-- Instructions for the task --
Whenever a line contains the string "Frau", copy it out of the entries.

-- Available data --
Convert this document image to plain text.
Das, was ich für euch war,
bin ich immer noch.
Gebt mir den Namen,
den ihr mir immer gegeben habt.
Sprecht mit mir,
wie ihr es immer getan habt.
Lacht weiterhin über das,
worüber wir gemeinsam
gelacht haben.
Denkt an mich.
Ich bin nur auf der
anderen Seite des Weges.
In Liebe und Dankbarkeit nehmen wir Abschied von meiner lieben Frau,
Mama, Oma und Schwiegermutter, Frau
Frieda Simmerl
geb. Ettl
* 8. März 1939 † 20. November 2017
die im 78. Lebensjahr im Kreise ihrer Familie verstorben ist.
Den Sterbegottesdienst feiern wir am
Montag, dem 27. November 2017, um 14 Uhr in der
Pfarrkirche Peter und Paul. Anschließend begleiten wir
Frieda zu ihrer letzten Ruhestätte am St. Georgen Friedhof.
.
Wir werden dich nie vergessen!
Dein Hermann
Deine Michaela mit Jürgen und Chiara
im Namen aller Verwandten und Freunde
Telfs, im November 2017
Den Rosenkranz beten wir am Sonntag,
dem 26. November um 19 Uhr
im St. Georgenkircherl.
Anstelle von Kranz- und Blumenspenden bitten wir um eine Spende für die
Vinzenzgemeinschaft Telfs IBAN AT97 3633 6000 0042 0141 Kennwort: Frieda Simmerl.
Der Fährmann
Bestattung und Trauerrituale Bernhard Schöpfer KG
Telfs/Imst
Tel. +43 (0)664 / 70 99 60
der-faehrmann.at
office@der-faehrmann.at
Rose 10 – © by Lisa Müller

-- Solved exercise --
In Liebe und Dankbarkeit nehmen wir Abschied von meiner lieben Frau,
Mama, Oma und Schwiegermutter, Frau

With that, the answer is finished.